▸ Required task
Can you find the lines of the listing that include "даме" and copy every one?

▸ Records shown
* START *

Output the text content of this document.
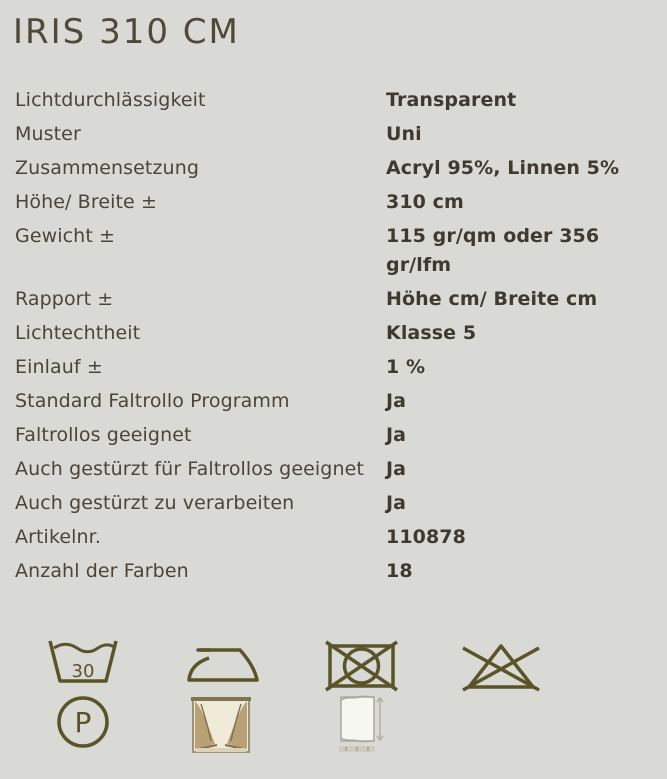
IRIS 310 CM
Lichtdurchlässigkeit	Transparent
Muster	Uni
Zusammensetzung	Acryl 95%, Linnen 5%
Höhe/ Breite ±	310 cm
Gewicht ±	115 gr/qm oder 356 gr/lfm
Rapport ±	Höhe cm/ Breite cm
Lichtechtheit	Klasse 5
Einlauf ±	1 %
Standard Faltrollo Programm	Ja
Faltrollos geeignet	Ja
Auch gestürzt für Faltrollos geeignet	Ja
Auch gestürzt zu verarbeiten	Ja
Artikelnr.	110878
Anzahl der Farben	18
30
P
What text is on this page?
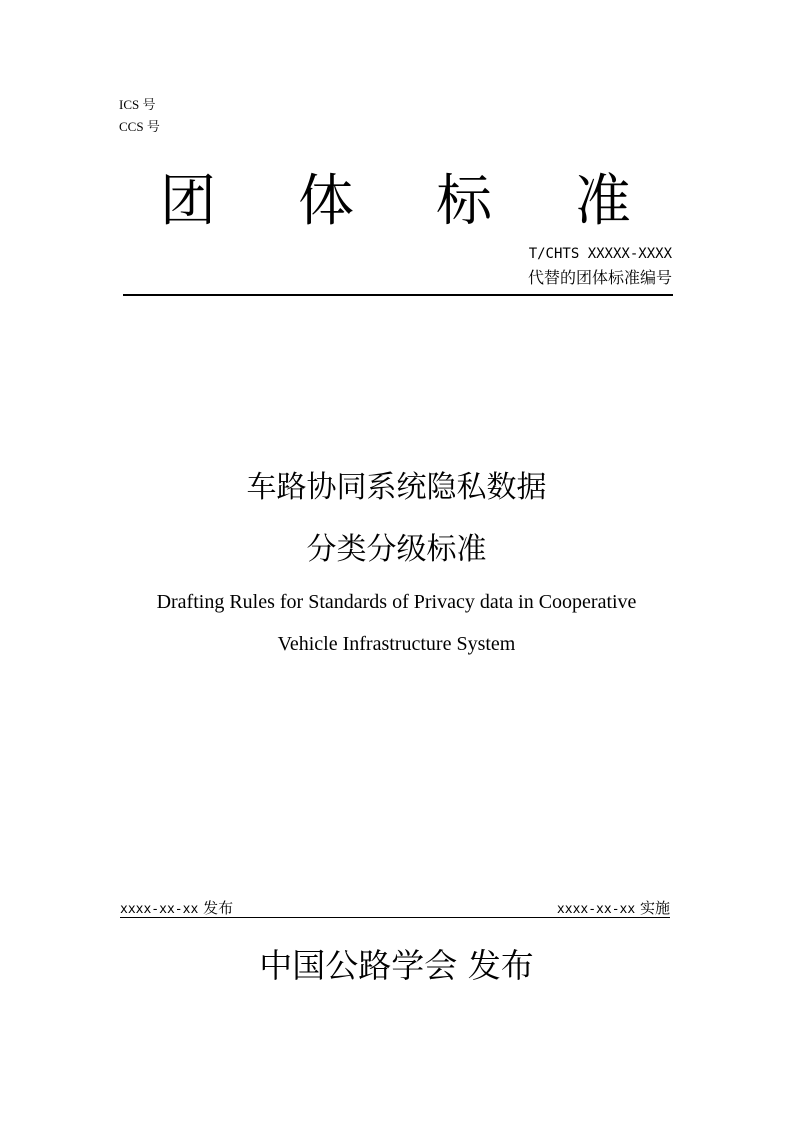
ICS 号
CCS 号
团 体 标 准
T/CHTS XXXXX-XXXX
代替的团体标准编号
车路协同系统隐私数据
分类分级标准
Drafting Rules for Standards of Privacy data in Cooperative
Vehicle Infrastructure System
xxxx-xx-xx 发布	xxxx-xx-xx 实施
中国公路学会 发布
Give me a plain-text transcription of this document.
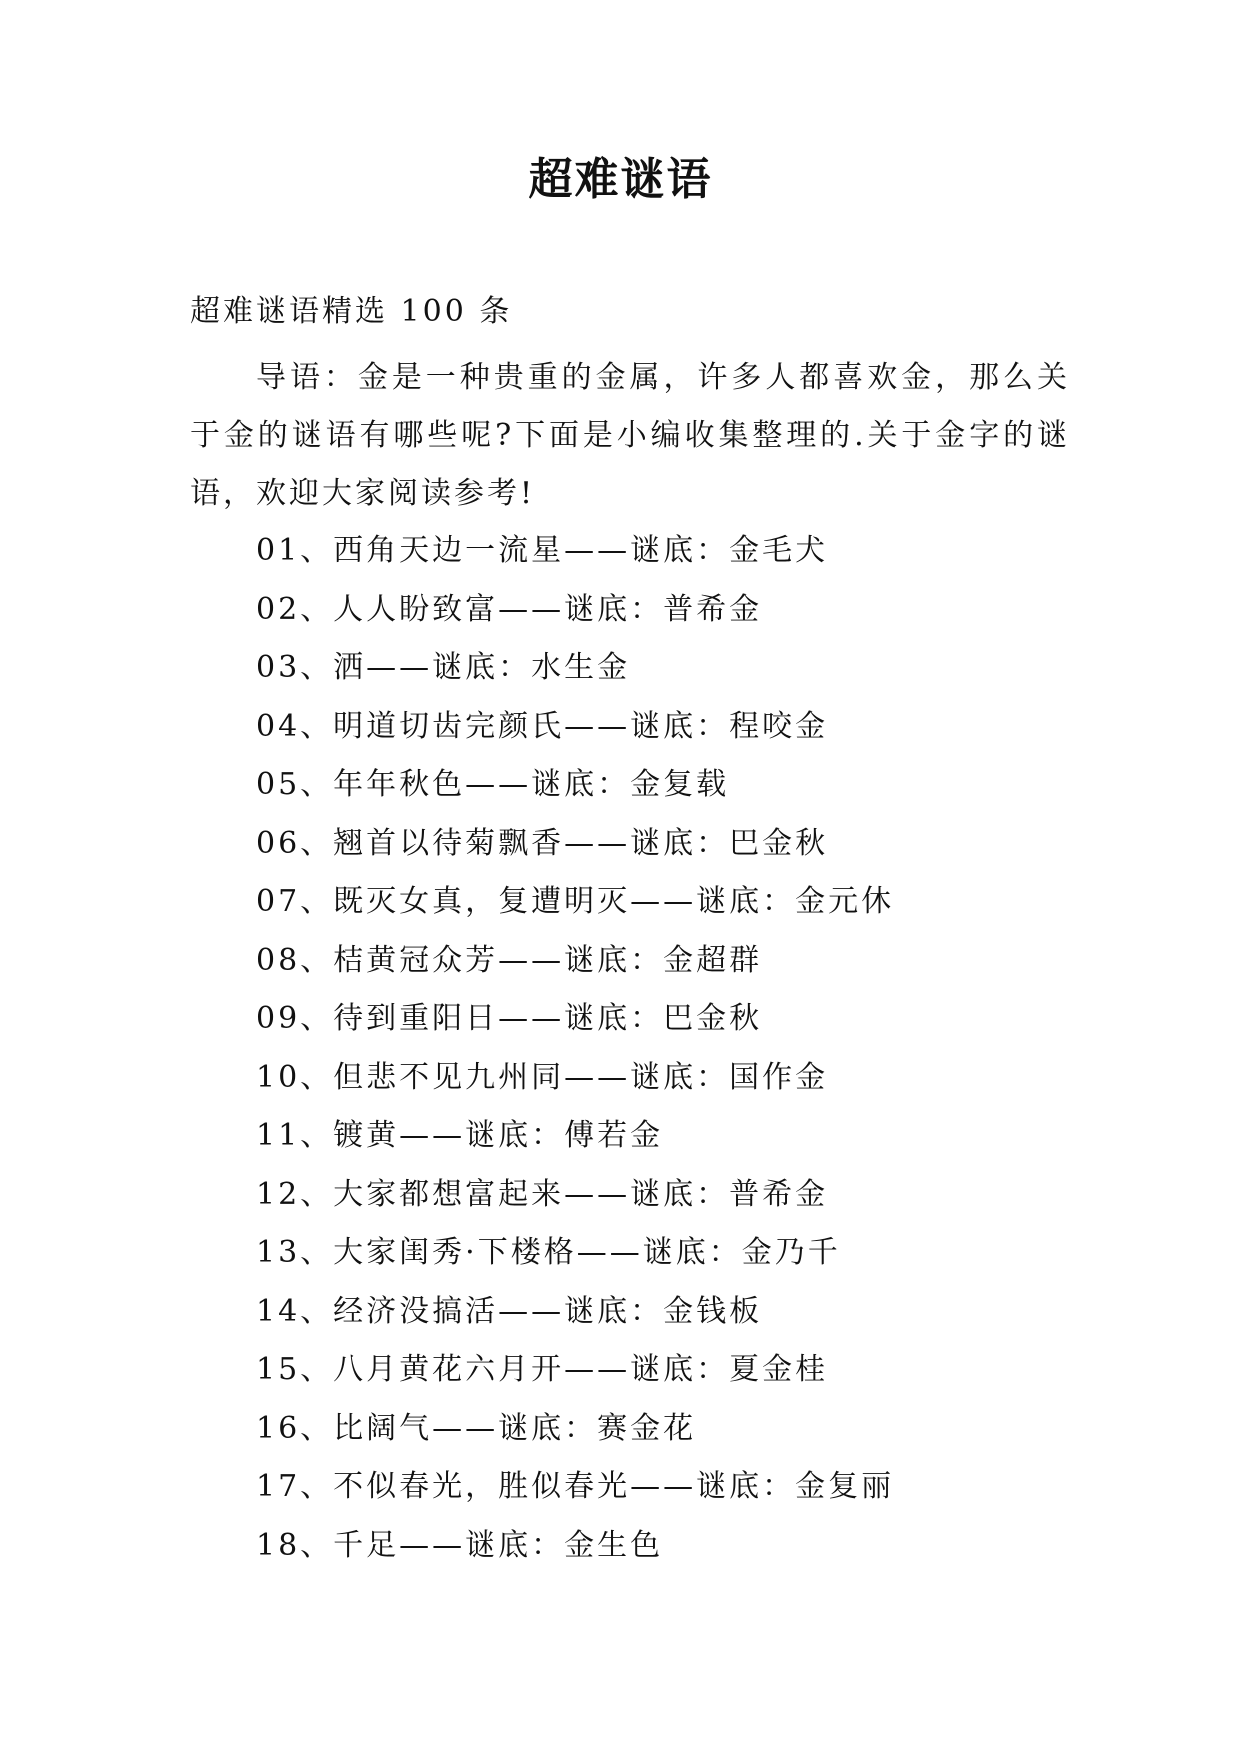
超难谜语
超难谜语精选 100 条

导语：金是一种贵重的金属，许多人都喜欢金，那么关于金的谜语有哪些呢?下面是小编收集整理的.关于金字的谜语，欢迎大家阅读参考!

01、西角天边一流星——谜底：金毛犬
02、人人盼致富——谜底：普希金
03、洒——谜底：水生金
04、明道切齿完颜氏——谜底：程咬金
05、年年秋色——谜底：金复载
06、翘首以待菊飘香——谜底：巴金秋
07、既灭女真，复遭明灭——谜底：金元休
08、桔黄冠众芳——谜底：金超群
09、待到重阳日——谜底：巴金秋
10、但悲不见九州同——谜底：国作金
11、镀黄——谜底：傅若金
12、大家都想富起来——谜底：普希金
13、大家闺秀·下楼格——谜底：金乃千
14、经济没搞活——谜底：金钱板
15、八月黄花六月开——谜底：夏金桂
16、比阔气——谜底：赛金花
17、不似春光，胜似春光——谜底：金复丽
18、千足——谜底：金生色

* END *
* START *

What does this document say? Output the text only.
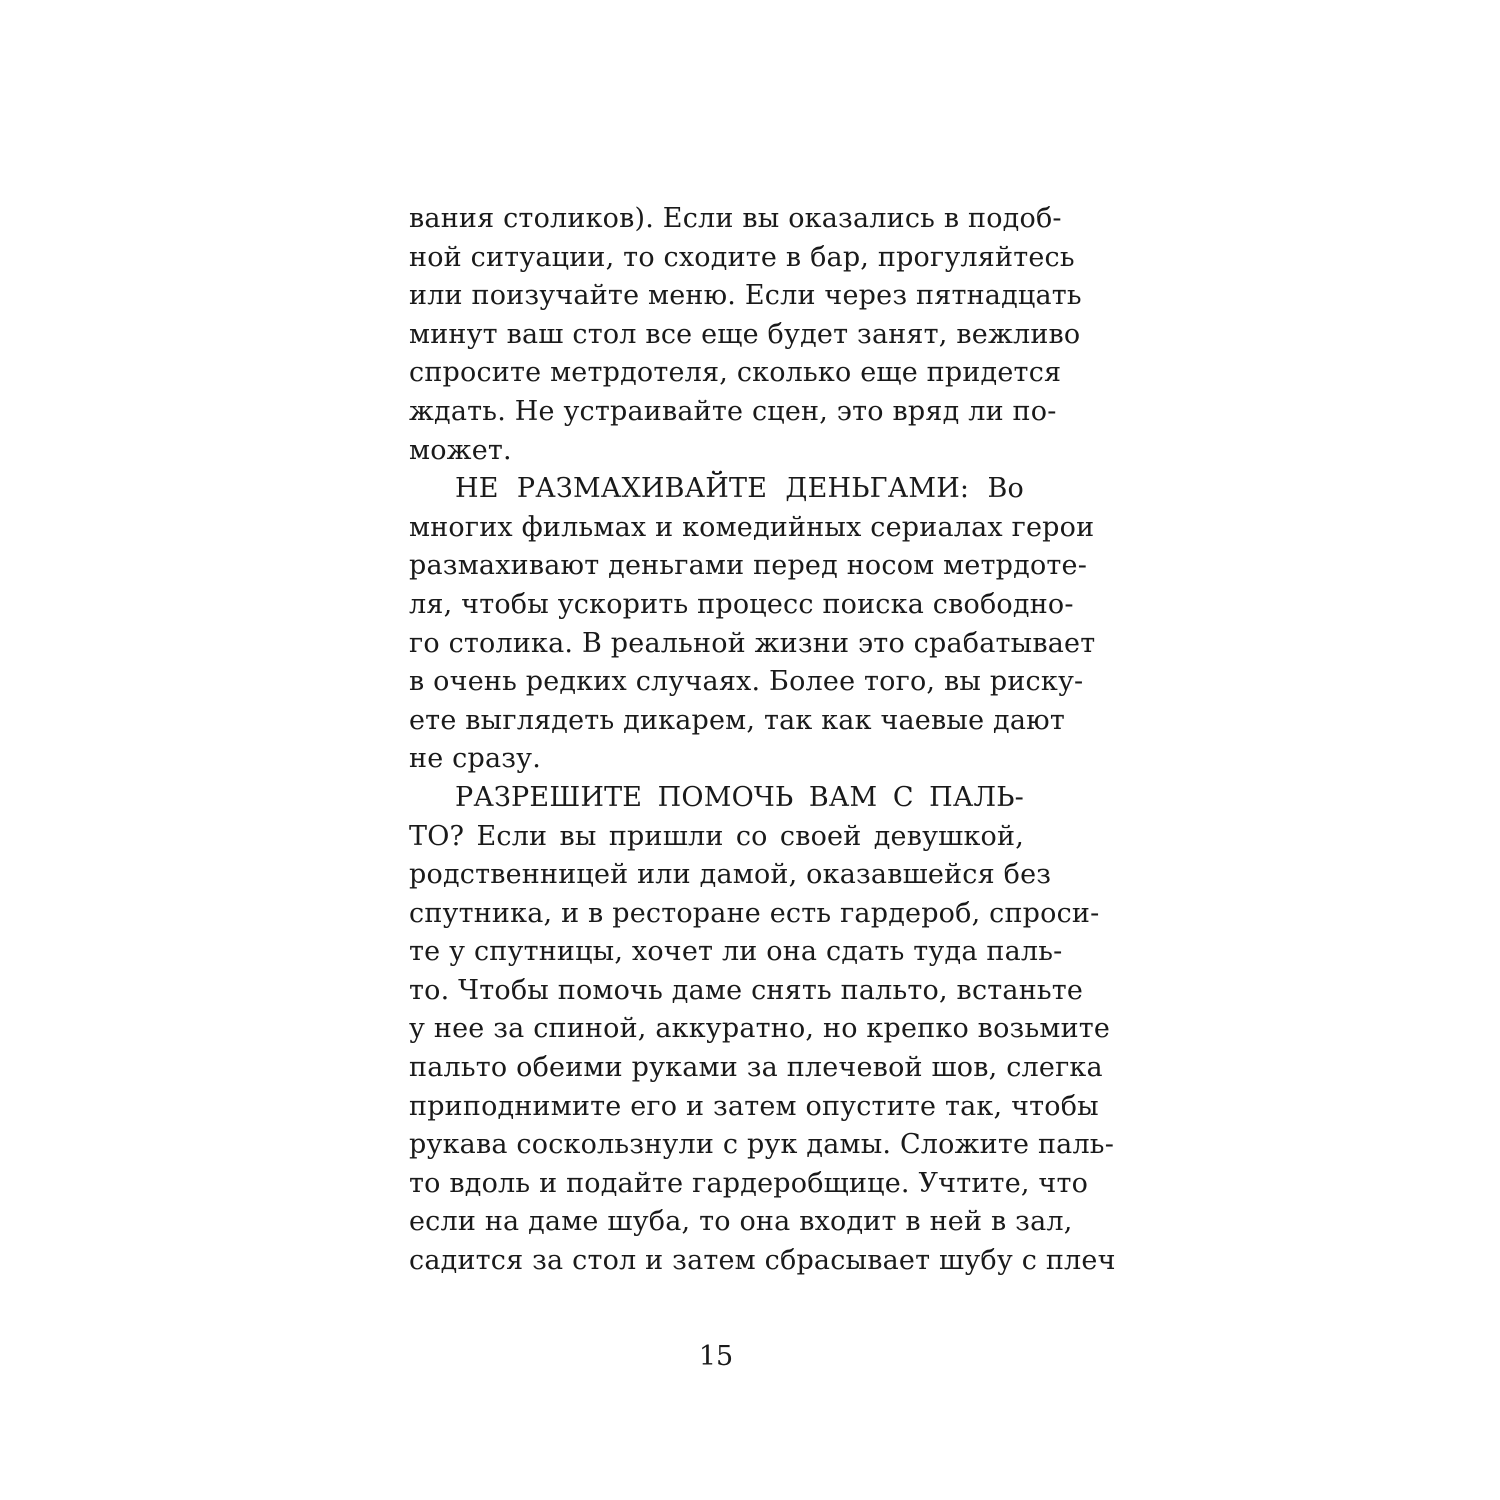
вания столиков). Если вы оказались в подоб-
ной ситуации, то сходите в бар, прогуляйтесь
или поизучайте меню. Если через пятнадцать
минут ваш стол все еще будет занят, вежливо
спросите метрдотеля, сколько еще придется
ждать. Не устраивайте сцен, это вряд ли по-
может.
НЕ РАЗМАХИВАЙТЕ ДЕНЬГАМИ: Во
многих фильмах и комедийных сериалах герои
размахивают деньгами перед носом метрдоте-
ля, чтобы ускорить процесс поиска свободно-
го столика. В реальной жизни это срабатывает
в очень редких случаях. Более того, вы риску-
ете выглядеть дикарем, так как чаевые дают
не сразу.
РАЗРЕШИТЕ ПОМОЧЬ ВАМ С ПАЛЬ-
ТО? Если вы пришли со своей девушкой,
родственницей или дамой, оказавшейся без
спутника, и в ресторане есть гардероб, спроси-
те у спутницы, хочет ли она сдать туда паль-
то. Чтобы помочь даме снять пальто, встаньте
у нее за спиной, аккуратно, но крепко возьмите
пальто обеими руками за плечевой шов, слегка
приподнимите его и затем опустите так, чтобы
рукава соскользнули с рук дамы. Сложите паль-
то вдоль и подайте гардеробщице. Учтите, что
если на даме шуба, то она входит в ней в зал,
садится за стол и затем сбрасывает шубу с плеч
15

* END *

▸ Final answer
то. Чтобы помочь даме снять пальто, встаньте
если на даме шуба, то она входит в ней в зал,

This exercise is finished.